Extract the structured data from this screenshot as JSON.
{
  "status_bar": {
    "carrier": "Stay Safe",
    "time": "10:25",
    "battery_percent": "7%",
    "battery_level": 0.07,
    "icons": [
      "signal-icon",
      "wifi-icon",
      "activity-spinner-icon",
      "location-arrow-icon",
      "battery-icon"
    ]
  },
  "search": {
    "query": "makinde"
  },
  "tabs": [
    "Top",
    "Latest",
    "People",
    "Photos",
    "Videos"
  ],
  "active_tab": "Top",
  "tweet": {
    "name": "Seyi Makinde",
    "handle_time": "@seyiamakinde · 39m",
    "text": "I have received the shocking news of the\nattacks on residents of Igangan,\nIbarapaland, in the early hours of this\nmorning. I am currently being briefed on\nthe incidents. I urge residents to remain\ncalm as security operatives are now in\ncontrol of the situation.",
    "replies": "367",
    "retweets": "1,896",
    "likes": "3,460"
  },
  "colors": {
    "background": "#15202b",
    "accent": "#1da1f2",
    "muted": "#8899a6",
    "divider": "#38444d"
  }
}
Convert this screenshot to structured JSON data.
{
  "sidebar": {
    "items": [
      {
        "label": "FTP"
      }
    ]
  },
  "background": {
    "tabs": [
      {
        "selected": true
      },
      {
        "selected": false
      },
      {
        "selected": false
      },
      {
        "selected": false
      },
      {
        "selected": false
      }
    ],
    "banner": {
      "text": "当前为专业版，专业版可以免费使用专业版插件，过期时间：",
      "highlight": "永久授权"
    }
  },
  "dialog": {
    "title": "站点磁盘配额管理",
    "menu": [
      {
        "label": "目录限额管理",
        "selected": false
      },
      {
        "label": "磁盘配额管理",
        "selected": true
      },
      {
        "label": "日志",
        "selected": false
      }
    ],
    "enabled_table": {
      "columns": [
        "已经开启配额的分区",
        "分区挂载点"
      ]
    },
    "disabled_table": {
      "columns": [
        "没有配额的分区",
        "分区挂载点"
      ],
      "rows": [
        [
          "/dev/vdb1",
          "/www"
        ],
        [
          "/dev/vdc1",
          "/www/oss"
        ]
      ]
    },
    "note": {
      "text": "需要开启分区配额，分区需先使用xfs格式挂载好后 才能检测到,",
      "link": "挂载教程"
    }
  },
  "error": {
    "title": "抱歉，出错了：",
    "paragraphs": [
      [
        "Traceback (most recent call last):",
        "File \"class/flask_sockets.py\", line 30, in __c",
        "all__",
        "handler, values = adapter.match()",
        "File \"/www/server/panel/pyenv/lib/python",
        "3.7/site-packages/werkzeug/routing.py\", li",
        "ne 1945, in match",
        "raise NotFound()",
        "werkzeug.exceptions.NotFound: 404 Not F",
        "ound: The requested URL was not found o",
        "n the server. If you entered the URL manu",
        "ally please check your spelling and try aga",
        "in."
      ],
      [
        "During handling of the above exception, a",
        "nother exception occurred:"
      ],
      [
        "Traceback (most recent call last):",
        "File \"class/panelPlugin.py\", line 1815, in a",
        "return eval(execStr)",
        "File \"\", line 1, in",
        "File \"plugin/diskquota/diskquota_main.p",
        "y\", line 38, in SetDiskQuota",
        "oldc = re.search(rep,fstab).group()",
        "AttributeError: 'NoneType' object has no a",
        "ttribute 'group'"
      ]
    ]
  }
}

_____

Problem statement = Pick out the lines that include the word "JSON" and write them out.

Answer for this exercise =
Extract the structured data from this screenshot as JSON.
Convert this screenshot to structured JSON data.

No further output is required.